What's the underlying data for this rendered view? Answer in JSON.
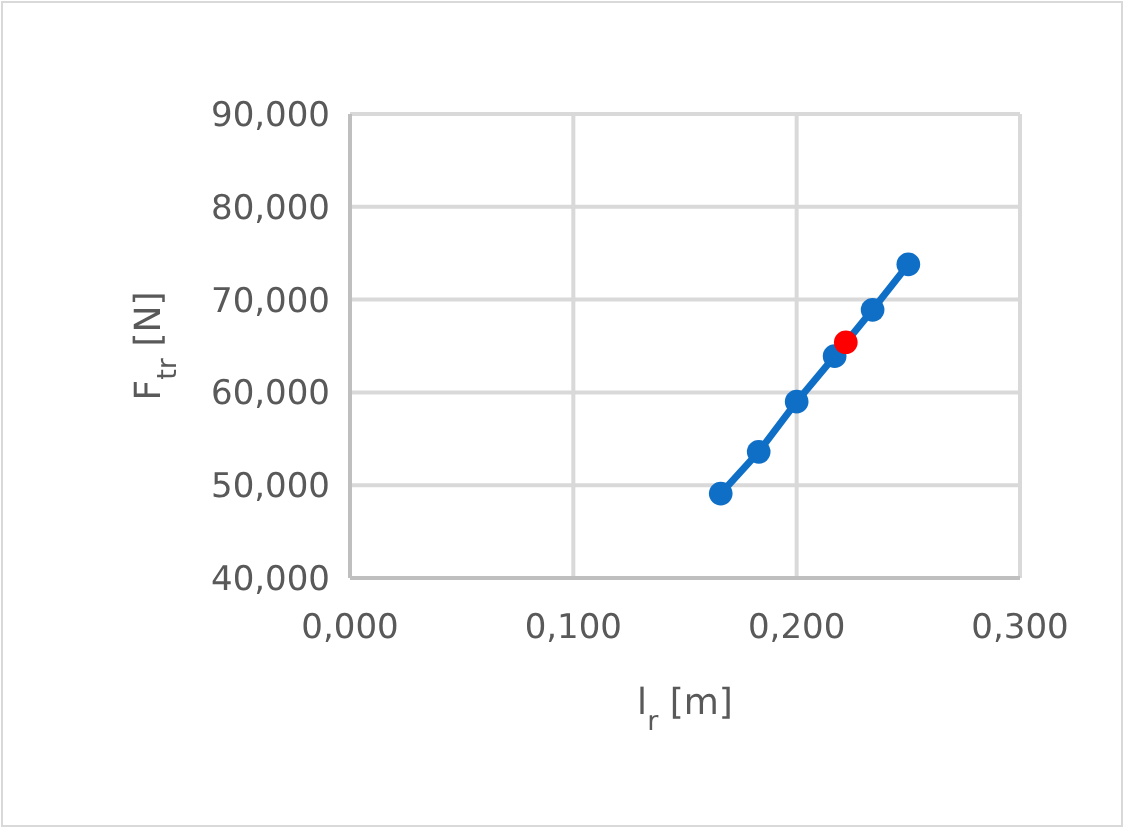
{
  "chart_data": {
    "type": "line",
    "xlabel": "l$_{r}$ [m]",
    "ylabel": "F$_{tr}$ [N]",
    "x": [
      0.166,
      0.183,
      0.2,
      0.217,
      0.234,
      0.25
    ],
    "series": [
      {
        "color": "#0f6fc6",
        "values": [
          49.1,
          53.6,
          59.0,
          63.9,
          68.9,
          73.8
        ]
      },
      {
        "type": "scatter",
        "color": "#ff0000",
        "x": [
          0.222
        ],
        "values": [
          65.4
        ]
      }
    ],
    "xlim": [
      0,
      0.3
    ],
    "xticks": [
      {
        "value": 0,
        "label": "0,000"
      },
      {
        "value": 0.1,
        "label": "0,100"
      },
      {
        "value": 0.2,
        "label": "0,200"
      },
      {
        "value": 0.3,
        "label": "0,300"
      }
    ],
    "ylim": [
      40,
      90
    ],
    "yticks": [
      {
        "value": 40,
        "label": "40,000"
      },
      {
        "value": 50,
        "label": "50,000"
      },
      {
        "value": 60,
        "label": "60,000"
      },
      {
        "value": 70,
        "label": "70,000"
      },
      {
        "value": 80,
        "label": "80,000"
      },
      {
        "value": 90,
        "label": "90,000"
      }
    ],
    "grid": true,
    "marker": "circle"
  }
}
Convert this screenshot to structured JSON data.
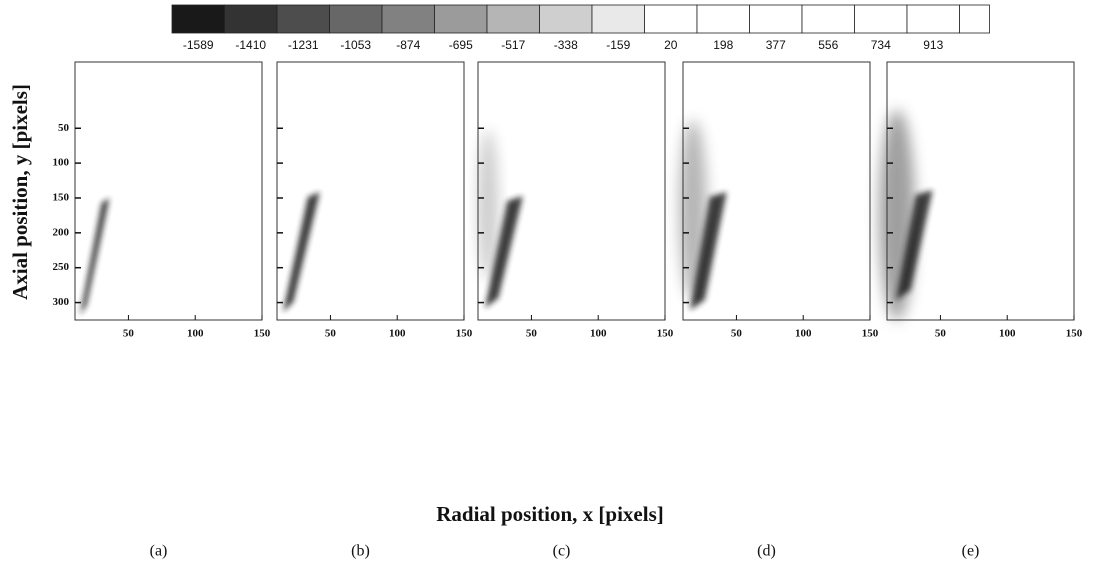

□ □ □ □ □

Given instruction »
List the lines of the entries that include "JSON".

Final result »
What's the underlying data for this rendered view? Answer in JSON.
Convert this screenshot to structured JSON data.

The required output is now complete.